_The problem_: Check each line of the records below and collect those that include the word "average".

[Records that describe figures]

━━━━━━━━━━

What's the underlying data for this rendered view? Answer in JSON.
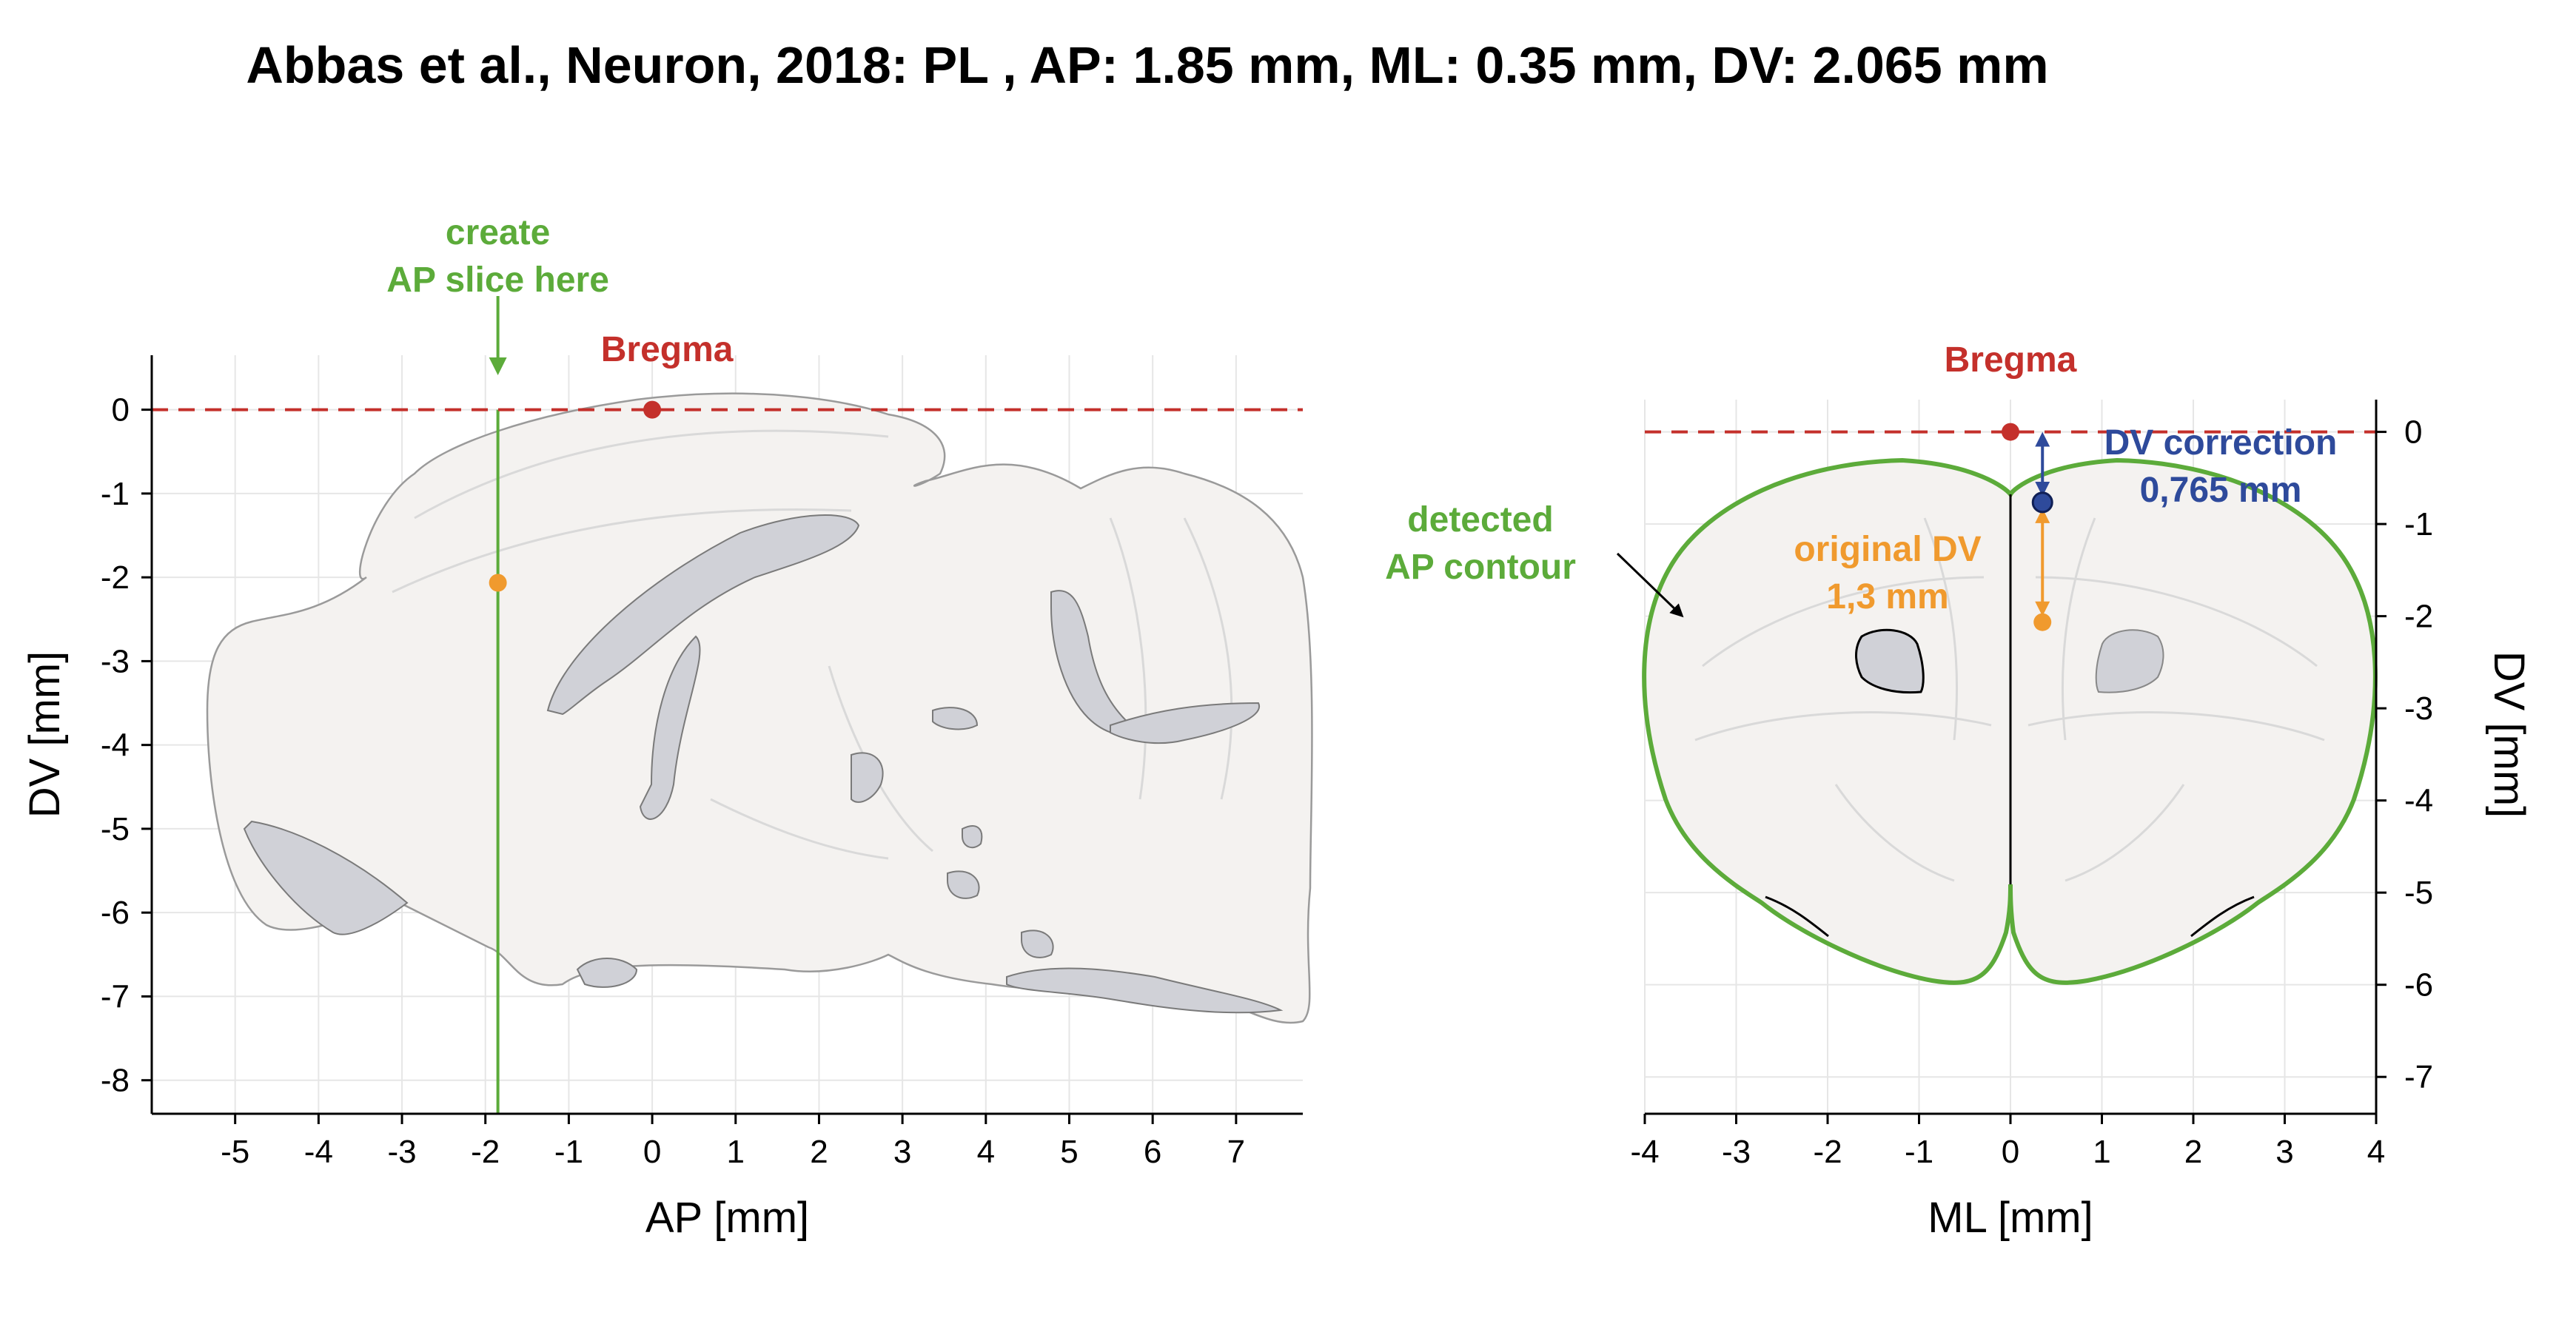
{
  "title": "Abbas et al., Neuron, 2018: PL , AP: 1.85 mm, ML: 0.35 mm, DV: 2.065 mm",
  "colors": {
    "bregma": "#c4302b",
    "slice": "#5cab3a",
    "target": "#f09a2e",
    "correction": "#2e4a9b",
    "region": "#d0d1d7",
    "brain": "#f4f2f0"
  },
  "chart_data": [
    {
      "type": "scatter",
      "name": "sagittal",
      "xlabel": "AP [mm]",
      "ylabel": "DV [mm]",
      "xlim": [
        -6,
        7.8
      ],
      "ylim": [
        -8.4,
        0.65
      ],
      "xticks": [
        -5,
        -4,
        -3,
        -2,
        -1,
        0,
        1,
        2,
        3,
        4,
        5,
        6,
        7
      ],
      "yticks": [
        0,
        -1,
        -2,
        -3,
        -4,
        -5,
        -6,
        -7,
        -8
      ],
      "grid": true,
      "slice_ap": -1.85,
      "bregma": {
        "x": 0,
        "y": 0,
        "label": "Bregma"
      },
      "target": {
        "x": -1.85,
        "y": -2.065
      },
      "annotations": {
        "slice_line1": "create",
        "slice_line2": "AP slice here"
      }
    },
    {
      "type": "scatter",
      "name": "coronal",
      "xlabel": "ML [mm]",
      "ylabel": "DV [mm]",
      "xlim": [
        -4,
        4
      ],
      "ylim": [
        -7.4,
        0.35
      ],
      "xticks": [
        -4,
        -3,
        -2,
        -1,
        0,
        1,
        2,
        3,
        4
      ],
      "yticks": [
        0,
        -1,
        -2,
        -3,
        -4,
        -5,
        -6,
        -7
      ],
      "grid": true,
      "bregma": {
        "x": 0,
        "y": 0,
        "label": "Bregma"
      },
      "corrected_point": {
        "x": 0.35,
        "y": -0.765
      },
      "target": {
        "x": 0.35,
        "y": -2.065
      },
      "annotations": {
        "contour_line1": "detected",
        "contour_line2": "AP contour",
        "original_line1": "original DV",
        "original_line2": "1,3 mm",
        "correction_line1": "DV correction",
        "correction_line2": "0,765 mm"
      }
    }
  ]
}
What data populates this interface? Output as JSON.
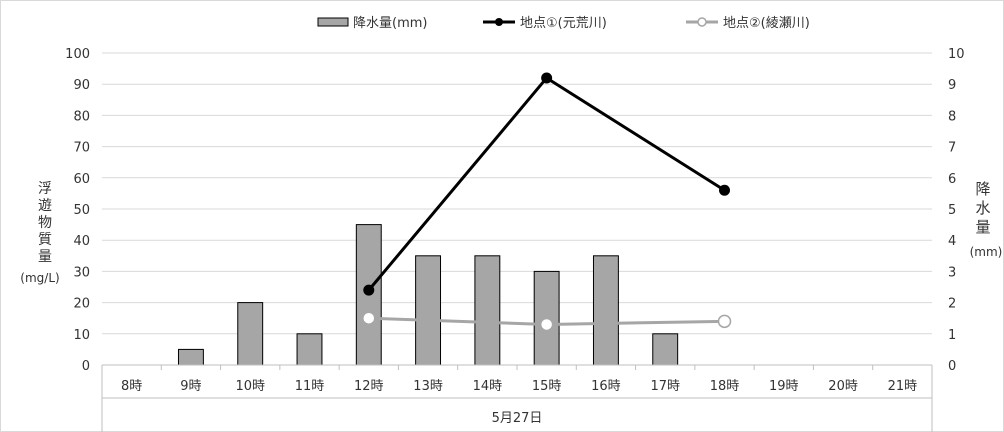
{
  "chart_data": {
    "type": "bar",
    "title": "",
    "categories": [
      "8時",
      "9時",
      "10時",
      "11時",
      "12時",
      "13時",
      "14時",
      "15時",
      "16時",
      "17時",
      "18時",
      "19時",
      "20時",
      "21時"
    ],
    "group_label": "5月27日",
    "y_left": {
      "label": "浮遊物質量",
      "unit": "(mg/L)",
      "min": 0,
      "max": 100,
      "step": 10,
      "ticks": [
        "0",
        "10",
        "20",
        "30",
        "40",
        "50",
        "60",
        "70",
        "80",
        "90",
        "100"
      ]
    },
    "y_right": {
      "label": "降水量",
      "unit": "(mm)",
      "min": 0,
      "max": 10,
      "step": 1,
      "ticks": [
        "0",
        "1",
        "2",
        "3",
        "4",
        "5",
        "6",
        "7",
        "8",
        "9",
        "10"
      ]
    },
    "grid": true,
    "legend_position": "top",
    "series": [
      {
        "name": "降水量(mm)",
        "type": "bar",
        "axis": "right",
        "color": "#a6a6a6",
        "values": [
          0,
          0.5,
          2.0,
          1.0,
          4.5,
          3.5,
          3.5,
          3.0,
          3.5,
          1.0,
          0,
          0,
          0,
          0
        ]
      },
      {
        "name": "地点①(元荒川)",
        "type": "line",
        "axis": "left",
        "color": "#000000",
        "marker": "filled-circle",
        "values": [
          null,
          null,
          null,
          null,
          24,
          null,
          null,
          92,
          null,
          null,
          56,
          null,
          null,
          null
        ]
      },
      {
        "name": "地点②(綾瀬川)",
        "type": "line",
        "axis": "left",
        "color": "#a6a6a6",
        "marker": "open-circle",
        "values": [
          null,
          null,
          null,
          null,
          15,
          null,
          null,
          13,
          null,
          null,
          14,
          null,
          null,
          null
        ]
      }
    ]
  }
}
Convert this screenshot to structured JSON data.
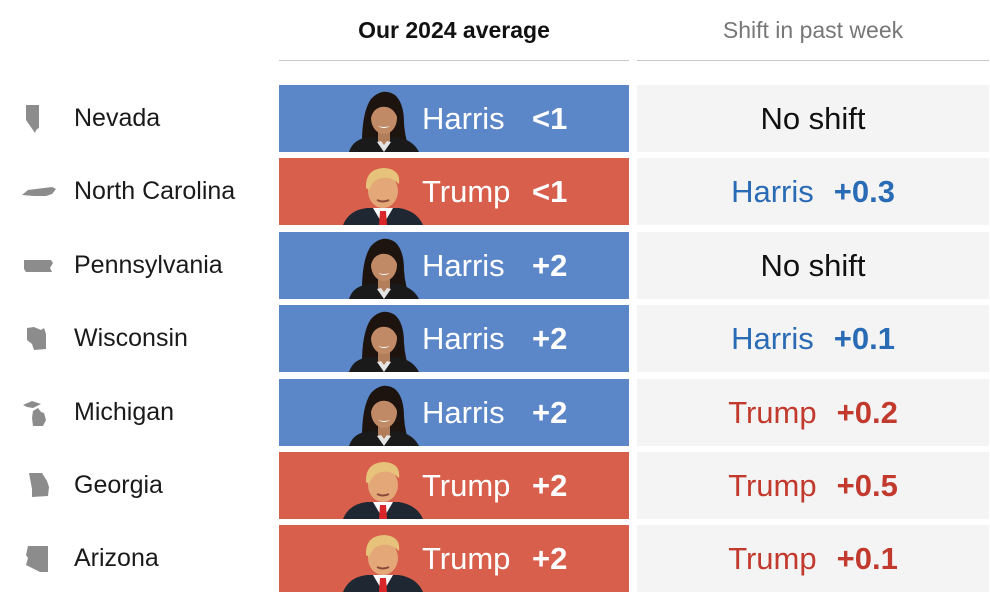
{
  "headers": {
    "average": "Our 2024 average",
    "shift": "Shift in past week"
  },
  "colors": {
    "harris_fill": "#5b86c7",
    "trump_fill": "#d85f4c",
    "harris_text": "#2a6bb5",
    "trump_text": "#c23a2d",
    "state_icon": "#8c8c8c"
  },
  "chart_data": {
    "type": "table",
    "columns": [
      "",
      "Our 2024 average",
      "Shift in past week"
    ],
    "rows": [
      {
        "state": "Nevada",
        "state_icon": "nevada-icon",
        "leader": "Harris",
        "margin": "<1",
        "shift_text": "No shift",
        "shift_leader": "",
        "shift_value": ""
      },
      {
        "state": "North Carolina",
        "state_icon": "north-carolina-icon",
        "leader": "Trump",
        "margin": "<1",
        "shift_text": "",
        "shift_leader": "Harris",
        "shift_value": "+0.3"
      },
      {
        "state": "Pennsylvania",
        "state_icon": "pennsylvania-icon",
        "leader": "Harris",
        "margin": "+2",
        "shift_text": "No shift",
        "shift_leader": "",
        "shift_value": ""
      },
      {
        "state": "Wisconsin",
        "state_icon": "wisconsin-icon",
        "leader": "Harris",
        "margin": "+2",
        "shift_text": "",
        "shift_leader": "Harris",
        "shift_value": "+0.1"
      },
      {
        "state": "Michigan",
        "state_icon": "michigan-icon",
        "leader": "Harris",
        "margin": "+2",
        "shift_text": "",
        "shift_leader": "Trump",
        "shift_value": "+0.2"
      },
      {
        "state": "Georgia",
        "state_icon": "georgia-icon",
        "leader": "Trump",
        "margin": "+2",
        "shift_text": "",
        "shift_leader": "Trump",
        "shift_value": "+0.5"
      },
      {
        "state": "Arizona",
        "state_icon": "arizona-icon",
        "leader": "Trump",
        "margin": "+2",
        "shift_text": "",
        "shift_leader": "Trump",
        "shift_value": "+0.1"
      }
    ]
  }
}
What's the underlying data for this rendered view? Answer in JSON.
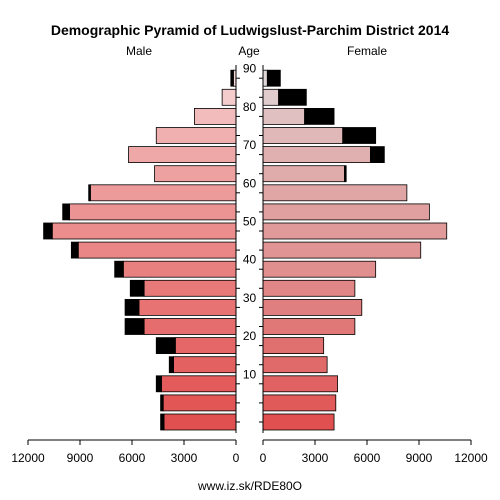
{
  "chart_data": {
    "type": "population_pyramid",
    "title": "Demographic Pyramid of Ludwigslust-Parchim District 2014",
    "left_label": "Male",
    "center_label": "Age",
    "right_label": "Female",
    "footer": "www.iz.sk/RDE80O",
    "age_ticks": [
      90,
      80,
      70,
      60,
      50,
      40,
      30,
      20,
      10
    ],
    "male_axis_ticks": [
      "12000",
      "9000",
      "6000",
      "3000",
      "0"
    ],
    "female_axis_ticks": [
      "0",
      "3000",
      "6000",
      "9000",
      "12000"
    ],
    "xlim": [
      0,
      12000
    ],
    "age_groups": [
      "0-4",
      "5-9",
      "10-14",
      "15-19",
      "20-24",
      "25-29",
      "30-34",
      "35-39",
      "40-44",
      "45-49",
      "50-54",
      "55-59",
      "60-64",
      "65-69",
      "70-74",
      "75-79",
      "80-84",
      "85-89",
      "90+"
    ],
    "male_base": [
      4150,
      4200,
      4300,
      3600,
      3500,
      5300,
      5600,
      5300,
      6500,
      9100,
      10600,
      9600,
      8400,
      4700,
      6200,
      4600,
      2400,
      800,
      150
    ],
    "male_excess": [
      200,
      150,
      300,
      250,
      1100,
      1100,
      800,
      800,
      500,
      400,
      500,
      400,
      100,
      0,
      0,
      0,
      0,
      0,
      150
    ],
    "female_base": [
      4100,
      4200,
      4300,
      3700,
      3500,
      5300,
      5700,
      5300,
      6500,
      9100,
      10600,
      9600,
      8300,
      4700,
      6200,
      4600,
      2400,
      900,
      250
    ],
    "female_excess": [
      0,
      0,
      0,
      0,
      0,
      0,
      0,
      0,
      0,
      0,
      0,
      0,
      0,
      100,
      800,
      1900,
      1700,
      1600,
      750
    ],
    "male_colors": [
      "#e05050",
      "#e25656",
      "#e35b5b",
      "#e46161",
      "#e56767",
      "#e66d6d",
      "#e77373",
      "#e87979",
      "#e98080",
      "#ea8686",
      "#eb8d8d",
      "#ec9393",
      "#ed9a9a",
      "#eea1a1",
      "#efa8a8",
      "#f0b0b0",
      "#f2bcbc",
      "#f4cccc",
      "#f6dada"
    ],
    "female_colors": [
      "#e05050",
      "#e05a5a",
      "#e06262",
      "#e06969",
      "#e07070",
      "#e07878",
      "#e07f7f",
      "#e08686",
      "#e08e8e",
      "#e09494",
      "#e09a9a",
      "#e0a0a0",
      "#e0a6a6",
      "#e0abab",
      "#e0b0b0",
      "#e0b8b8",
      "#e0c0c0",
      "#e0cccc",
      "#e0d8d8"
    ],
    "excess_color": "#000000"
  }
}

━━━━━━━━━━

_Task output_:
    "average": "Our 2024 average",
      "Our 2024 average",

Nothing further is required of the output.